> [Records supplied]:
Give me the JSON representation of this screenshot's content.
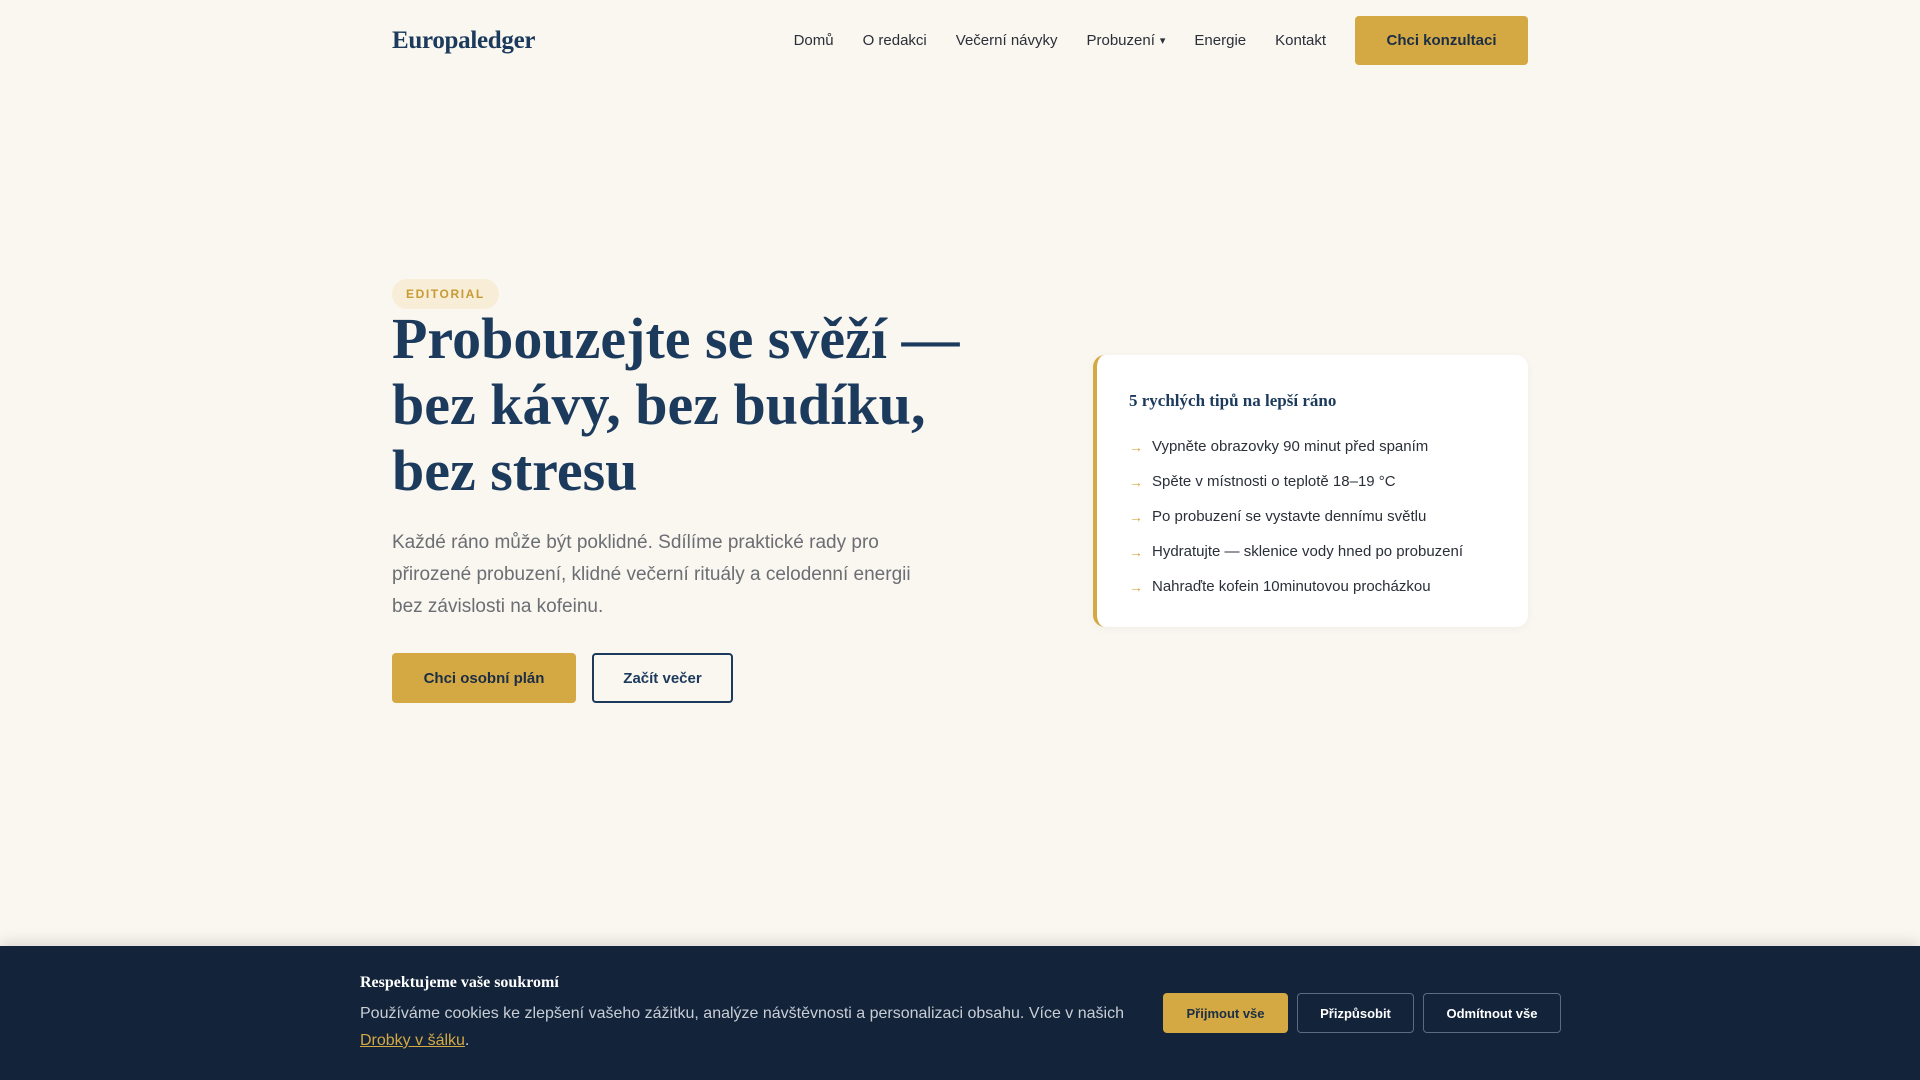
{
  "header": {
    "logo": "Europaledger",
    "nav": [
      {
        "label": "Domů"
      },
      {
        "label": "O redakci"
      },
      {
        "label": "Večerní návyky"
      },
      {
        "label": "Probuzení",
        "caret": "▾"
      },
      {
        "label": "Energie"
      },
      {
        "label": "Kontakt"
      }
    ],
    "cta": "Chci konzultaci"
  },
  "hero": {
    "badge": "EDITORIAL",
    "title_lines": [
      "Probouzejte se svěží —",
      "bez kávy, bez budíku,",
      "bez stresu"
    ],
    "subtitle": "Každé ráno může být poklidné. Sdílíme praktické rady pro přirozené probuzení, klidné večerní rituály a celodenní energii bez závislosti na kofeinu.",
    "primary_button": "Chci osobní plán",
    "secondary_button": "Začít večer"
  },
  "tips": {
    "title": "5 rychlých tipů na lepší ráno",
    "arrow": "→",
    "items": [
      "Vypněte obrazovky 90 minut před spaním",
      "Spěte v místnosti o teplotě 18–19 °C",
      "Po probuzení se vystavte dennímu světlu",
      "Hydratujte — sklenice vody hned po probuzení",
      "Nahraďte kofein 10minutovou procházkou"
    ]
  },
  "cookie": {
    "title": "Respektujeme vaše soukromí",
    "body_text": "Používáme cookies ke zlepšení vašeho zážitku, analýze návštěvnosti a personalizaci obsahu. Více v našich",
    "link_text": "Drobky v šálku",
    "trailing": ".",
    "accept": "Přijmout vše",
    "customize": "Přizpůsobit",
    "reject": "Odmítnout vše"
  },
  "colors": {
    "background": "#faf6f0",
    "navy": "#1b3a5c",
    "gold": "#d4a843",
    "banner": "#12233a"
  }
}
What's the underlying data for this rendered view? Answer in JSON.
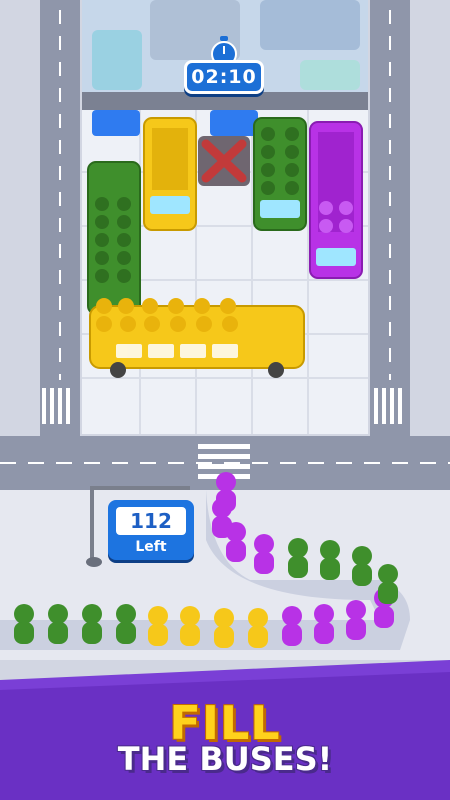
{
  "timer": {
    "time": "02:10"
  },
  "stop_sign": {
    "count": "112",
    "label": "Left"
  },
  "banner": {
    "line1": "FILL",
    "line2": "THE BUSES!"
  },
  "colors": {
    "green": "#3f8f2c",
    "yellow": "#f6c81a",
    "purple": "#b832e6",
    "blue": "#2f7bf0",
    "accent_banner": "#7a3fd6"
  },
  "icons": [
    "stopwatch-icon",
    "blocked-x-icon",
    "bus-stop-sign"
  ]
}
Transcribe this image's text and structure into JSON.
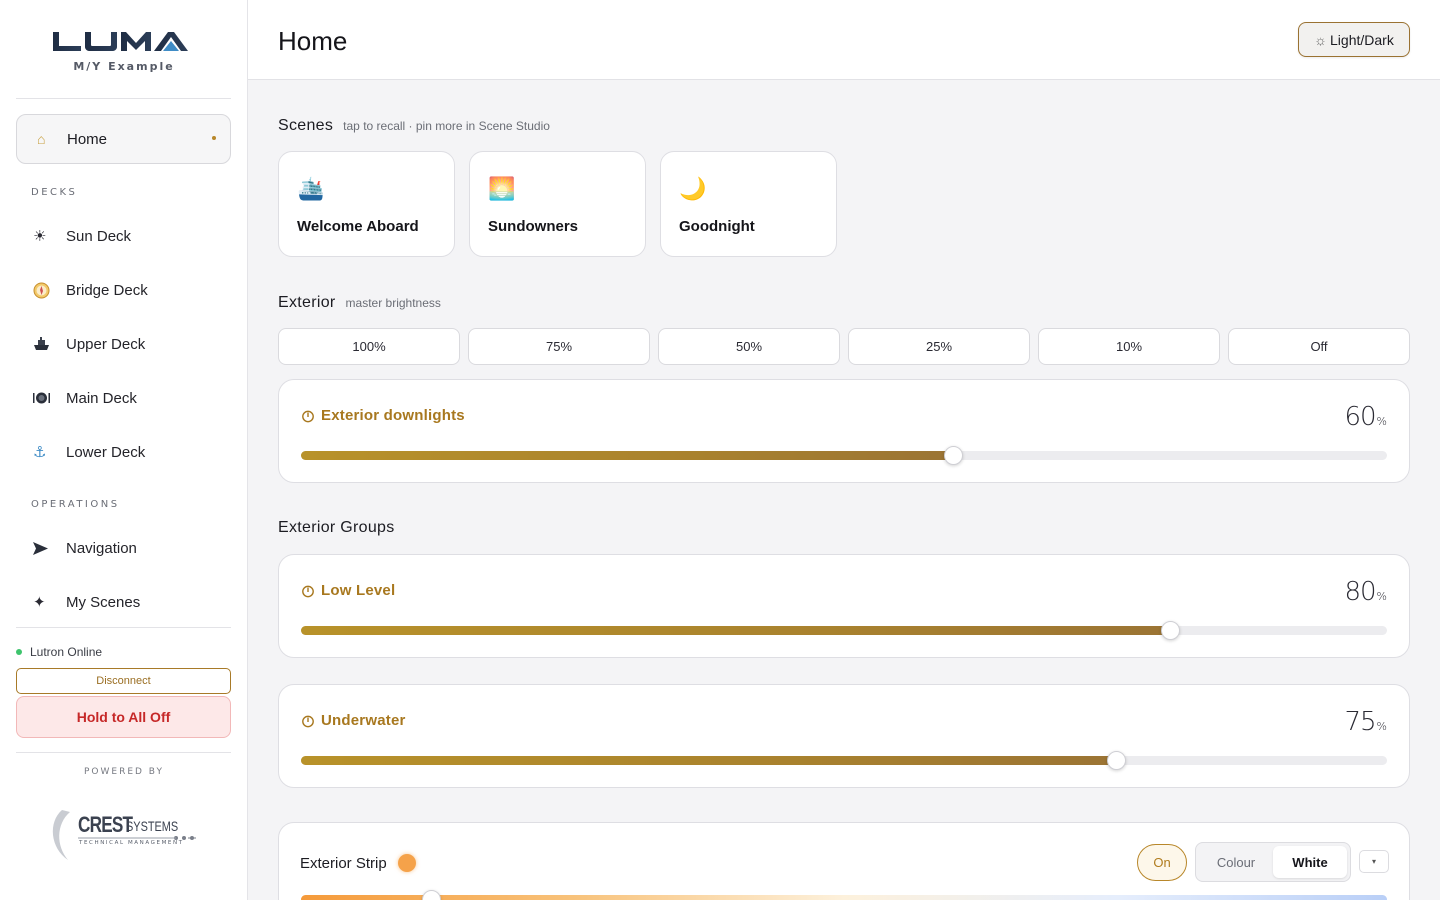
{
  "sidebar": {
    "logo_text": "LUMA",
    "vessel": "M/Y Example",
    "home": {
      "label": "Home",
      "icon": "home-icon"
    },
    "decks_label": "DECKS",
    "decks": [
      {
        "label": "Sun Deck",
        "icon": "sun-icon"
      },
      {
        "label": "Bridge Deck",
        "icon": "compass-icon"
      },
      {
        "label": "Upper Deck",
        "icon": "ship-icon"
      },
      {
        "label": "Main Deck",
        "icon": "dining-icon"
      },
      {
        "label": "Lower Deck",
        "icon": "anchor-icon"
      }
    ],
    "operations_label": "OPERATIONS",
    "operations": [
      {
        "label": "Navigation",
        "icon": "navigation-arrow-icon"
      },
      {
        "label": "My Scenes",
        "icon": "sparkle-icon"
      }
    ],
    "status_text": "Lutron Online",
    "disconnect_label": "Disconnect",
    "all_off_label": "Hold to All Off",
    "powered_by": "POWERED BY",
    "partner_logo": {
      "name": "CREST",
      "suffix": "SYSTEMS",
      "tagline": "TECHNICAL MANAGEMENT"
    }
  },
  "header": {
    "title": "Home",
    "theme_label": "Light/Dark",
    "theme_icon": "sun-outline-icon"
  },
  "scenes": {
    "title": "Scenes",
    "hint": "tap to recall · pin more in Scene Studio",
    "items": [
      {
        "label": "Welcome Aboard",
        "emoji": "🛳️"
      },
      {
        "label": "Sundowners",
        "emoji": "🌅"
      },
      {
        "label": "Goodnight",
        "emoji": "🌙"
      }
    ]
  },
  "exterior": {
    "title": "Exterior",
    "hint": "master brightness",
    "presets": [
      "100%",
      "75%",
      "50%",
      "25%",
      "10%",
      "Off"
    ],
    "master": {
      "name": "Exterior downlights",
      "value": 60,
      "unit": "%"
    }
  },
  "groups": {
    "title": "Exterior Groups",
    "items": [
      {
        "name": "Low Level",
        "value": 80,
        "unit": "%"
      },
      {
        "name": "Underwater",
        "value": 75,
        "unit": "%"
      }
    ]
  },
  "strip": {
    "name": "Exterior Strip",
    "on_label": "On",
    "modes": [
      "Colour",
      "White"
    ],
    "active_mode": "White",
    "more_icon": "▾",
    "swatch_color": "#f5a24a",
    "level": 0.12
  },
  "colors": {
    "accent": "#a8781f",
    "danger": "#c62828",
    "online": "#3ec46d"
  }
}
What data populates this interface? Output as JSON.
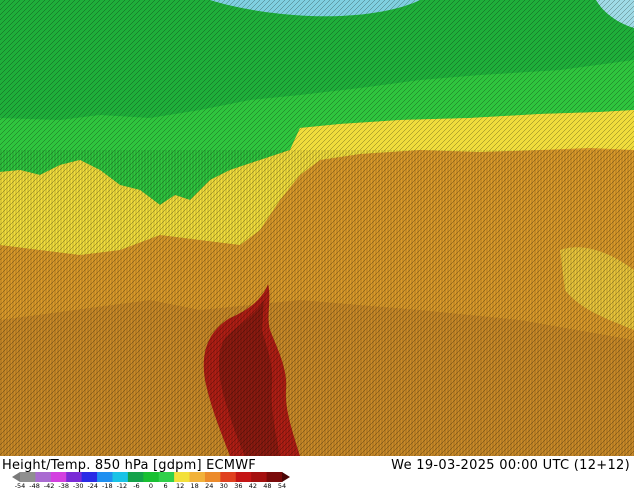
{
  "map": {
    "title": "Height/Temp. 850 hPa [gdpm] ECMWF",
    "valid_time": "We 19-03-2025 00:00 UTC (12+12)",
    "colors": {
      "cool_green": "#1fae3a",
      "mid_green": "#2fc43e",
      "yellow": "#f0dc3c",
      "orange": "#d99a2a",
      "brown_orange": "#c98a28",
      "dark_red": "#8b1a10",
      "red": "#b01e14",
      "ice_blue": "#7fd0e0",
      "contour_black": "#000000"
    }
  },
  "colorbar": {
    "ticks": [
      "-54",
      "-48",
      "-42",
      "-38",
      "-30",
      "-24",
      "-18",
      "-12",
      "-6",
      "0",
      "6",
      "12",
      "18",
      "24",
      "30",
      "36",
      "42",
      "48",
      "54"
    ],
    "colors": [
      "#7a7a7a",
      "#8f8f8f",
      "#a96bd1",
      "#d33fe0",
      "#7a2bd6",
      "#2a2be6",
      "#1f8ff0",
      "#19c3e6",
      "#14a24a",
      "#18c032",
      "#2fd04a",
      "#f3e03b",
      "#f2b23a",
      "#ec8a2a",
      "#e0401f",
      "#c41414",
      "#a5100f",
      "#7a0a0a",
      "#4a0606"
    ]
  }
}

> [Requirement]:
Repeat the records above exactly, leaving out the pictures.

> [Response to this task]:
Give me the JSON representation of this screenshot's content.
{
  "header": {
    "logo": "Europaledger",
    "nav": [
      {
        "label": "Domů"
      },
      {
        "label": "O redakci"
      },
      {
        "label": "Večerní návyky"
      },
      {
        "label": "Probuzení",
        "caret": "▾"
      },
      {
        "label": "Energie"
      },
      {
        "label": "Kontakt"
      }
    ],
    "cta": "Chci konzultaci"
  },
  "hero": {
    "badge": "EDITORIAL",
    "title_lines": [
      "Probouzejte se svěží —",
      "bez kávy, bez budíku,",
      "bez stresu"
    ],
    "subtitle": "Každé ráno může být poklidné. Sdílíme praktické rady pro přirozené probuzení, klidné večerní rituály a celodenní energii bez závislosti na kofeinu.",
    "primary_button": "Chci osobní plán",
    "secondary_button": "Začít večer"
  },
  "tips": {
    "title": "5 rychlých tipů na lepší ráno",
    "arrow": "→",
    "items": [
      "Vypněte obrazovky 90 minut před spaním",
      "Spěte v místnosti o teplotě 18–19 °C",
      "Po probuzení se vystavte dennímu světlu",
      "Hydratujte — sklenice vody hned po probuzení",
      "Nahraďte kofein 10minutovou procházkou"
    ]
  },
  "cookie": {
    "title": "Respektujeme vaše soukromí",
    "body_text": "Používáme cookies ke zlepšení vašeho zážitku, analýze návštěvnosti a personalizaci obsahu. Více v našich",
    "link_text": "Drobky v šálku",
    "trailing": ".",
    "accept": "Přijmout vše",
    "customize": "Přizpůsobit",
    "reject": "Odmítnout vše"
  },
  "colors": {
    "background": "#faf6f0",
    "navy": "#1b3a5c",
    "gold": "#d4a843",
    "banner": "#12233a"
  }
}
What's the underlying data for this rendered view? Answer in JSON.
{
  "timer": {
    "time": "02:10"
  },
  "stop_sign": {
    "count": "112",
    "label": "Left"
  },
  "banner": {
    "line1": "FILL",
    "line2": "THE BUSES!"
  },
  "colors": {
    "green": "#3f8f2c",
    "yellow": "#f6c81a",
    "purple": "#b832e6",
    "blue": "#2f7bf0",
    "accent_banner": "#7a3fd6"
  },
  "icons": [
    "stopwatch-icon",
    "blocked-x-icon",
    "bus-stop-sign"
  ]
}
Transcribe this image's text and structure into JSON.
{
  "sidebar": {
    "logo_text": "LUMA",
    "vessel": "M/Y Example",
    "home": {
      "label": "Home",
      "icon": "home-icon"
    },
    "decks_label": "DECKS",
    "decks": [
      {
        "label": "Sun Deck",
        "icon": "sun-icon"
      },
      {
        "label": "Bridge Deck",
        "icon": "compass-icon"
      },
      {
        "label": "Upper Deck",
        "icon": "ship-icon"
      },
      {
        "label": "Main Deck",
        "icon": "dining-icon"
      },
      {
        "label": "Lower Deck",
        "icon": "anchor-icon"
      }
    ],
    "operations_label": "OPERATIONS",
    "operations": [
      {
        "label": "Navigation",
        "icon": "navigation-arrow-icon"
      },
      {
        "label": "My Scenes",
        "icon": "sparkle-icon"
      }
    ],
    "status_text": "Lutron Online",
    "disconnect_label": "Disconnect",
    "all_off_label": "Hold to All Off",
    "powered_by": "POWERED BY",
    "partner_logo": {
      "name": "CREST",
      "suffix": "SYSTEMS",
      "tagline": "TECHNICAL MANAGEMENT"
    }
  },
  "header": {
    "title": "Home",
    "theme_label": "Light/Dark",
    "theme_icon": "sun-outline-icon"
  },
  "scenes": {
    "title": "Scenes",
    "hint": "tap to recall · pin more in Scene Studio",
    "items": [
      {
        "label": "Welcome Aboard",
        "emoji": "🛳️"
      },
      {
        "label": "Sundowners",
        "emoji": "🌅"
      },
      {
        "label": "Goodnight",
        "emoji": "🌙"
      }
    ]
  },
  "exterior": {
    "title": "Exterior",
    "hint": "master brightness",
    "presets": [
      "100%",
      "75%",
      "50%",
      "25%",
      "10%",
      "Off"
    ],
    "master": {
      "name": "Exterior downlights",
      "value": 60,
      "unit": "%"
    }
  },
  "groups": {
    "title": "Exterior Groups",
    "items": [
      {
        "name": "Low Level",
        "value": 80,
        "unit": "%"
      },
      {
        "name": "Underwater",
        "value": 75,
        "unit": "%"
      }
    ]
  },
  "strip": {
    "name": "Exterior Strip",
    "on_label": "On",
    "modes": [
      "Colour",
      "White"
    ],
    "active_mode": "White",
    "more_icon": "▾",
    "swatch_color": "#f5a24a",
    "level": 0.12
  },
  "colors": {
    "accent": "#a8781f",
    "danger": "#c62828",
    "online": "#3ec46d"
  }
}
What data populates this interface? Output as JSON.
{
  "map": {
    "title": "Height/Temp. 850 hPa [gdpm] ECMWF",
    "valid_time": "We 19-03-2025 00:00 UTC (12+12)",
    "colors": {
      "cool_green": "#1fae3a",
      "mid_green": "#2fc43e",
      "yellow": "#f0dc3c",
      "orange": "#d99a2a",
      "brown_orange": "#c98a28",
      "dark_red": "#8b1a10",
      "red": "#b01e14",
      "ice_blue": "#7fd0e0",
      "contour_black": "#000000"
    }
  },
  "colorbar": {
    "ticks": [
      "-54",
      "-48",
      "-42",
      "-38",
      "-30",
      "-24",
      "-18",
      "-12",
      "-6",
      "0",
      "6",
      "12",
      "18",
      "24",
      "30",
      "36",
      "42",
      "48",
      "54"
    ],
    "colors": [
      "#7a7a7a",
      "#8f8f8f",
      "#a96bd1",
      "#d33fe0",
      "#7a2bd6",
      "#2a2be6",
      "#1f8ff0",
      "#19c3e6",
      "#14a24a",
      "#18c032",
      "#2fd04a",
      "#f3e03b",
      "#f2b23a",
      "#ec8a2a",
      "#e0401f",
      "#c41414",
      "#a5100f",
      "#7a0a0a",
      "#4a0606"
    ]
  }
}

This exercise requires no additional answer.